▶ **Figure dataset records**
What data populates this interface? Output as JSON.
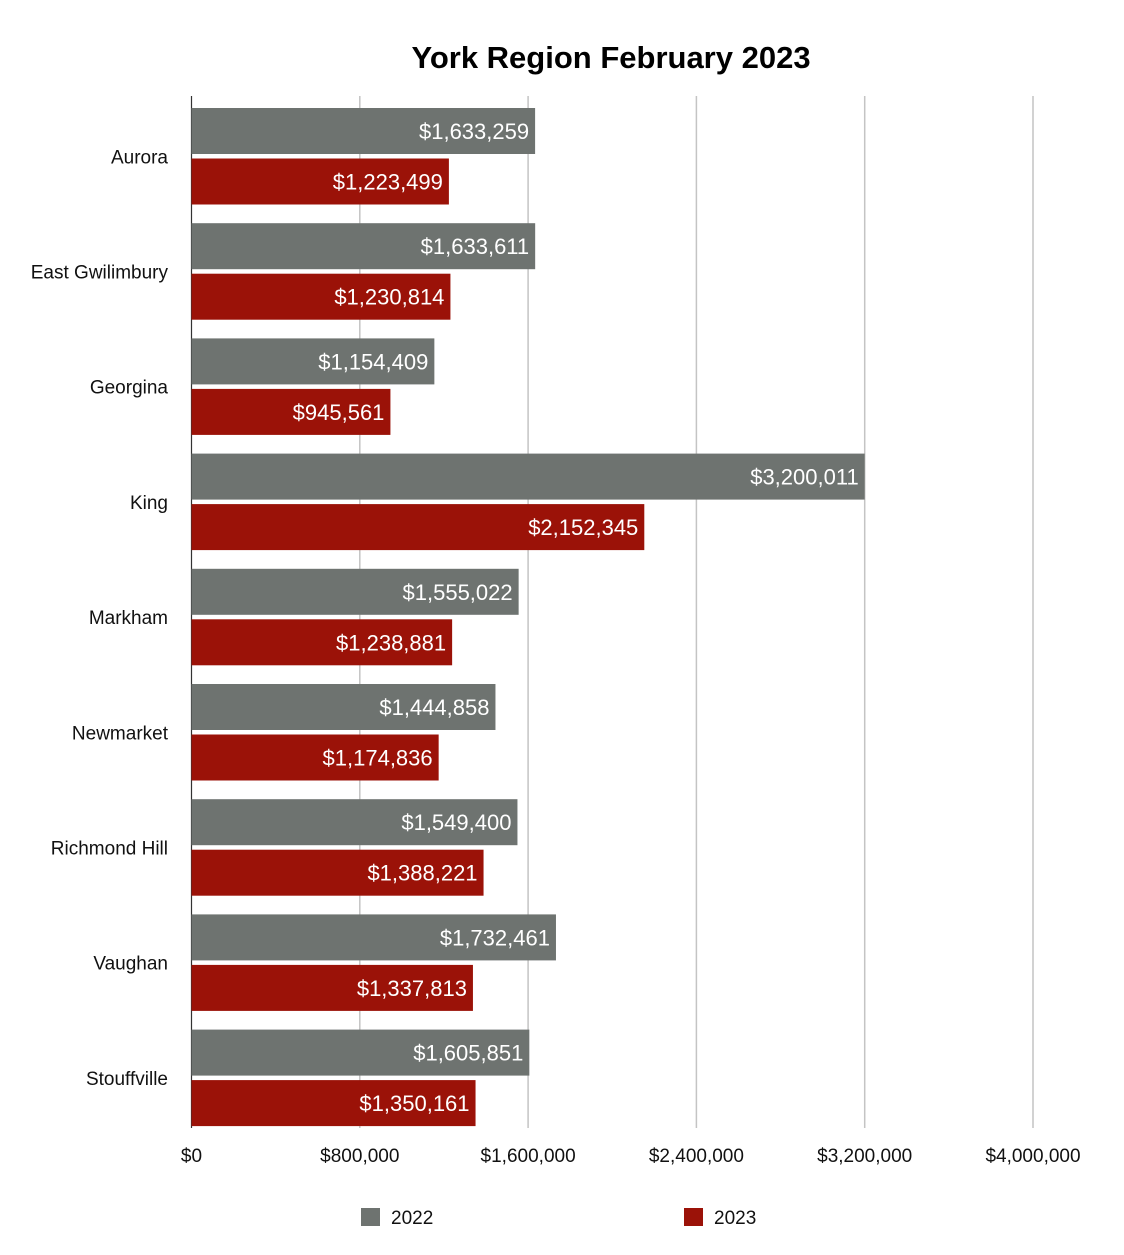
{
  "chart_data": {
    "type": "bar",
    "orientation": "horizontal",
    "title": "York Region February 2023",
    "categories": [
      "Aurora",
      "East Gwilimbury",
      "Georgina",
      "King",
      "Markham",
      "Newmarket",
      "Richmond Hill",
      "Vaughan",
      "Stouffville"
    ],
    "series": [
      {
        "name": "2022",
        "color": "#6e7370",
        "values": [
          1633259,
          1633611,
          1154409,
          3200011,
          1555022,
          1444858,
          1549400,
          1732461,
          1605851
        ],
        "labels": [
          "$1,633,259",
          "$1,633,611",
          "$1,154,409",
          "$3,200,011",
          "$1,555,022",
          "$1,444,858",
          "$1,549,400",
          "$1,732,461",
          "$1,605,851"
        ]
      },
      {
        "name": "2023",
        "color": "#9b1208",
        "values": [
          1223499,
          1230814,
          945561,
          2152345,
          1238881,
          1174836,
          1388221,
          1337813,
          1350161
        ],
        "labels": [
          "$1,223,499",
          "$1,230,814",
          "$945,561",
          "$2,152,345",
          "$1,238,881",
          "$1,174,836",
          "$1,388,221",
          "$1,337,813",
          "$1,350,161"
        ]
      }
    ],
    "xlim": [
      0,
      4000000
    ],
    "xticks": [
      0,
      800000,
      1600000,
      2400000,
      3200000,
      4000000
    ],
    "xtick_labels": [
      "$0",
      "$800,000",
      "$1,600,000",
      "$2,400,000",
      "$3,200,000",
      "$4,000,000"
    ],
    "xlabel": "",
    "ylabel": "",
    "grid": "vertical",
    "legend_position": "bottom"
  }
}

▶ **WORK TO DO**
Repeat each entry exactly as it appears; skip any picture.

▶ **FULL SOLUTION**
What data populates this interface? Output as JSON.
{
  "chart_data": {
    "type": "bar",
    "orientation": "horizontal",
    "title": "York Region February 2023",
    "categories": [
      "Aurora",
      "East Gwilimbury",
      "Georgina",
      "King",
      "Markham",
      "Newmarket",
      "Richmond Hill",
      "Vaughan",
      "Stouffville"
    ],
    "series": [
      {
        "name": "2022",
        "color": "#6e7370",
        "values": [
          1633259,
          1633611,
          1154409,
          3200011,
          1555022,
          1444858,
          1549400,
          1732461,
          1605851
        ],
        "labels": [
          "$1,633,259",
          "$1,633,611",
          "$1,154,409",
          "$3,200,011",
          "$1,555,022",
          "$1,444,858",
          "$1,549,400",
          "$1,732,461",
          "$1,605,851"
        ]
      },
      {
        "name": "2023",
        "color": "#9b1208",
        "values": [
          1223499,
          1230814,
          945561,
          2152345,
          1238881,
          1174836,
          1388221,
          1337813,
          1350161
        ],
        "labels": [
          "$1,223,499",
          "$1,230,814",
          "$945,561",
          "$2,152,345",
          "$1,238,881",
          "$1,174,836",
          "$1,388,221",
          "$1,337,813",
          "$1,350,161"
        ]
      }
    ],
    "xlim": [
      0,
      4000000
    ],
    "xticks": [
      0,
      800000,
      1600000,
      2400000,
      3200000,
      4000000
    ],
    "xtick_labels": [
      "$0",
      "$800,000",
      "$1,600,000",
      "$2,400,000",
      "$3,200,000",
      "$4,000,000"
    ],
    "xlabel": "",
    "ylabel": "",
    "grid": "vertical",
    "legend_position": "bottom"
  }
}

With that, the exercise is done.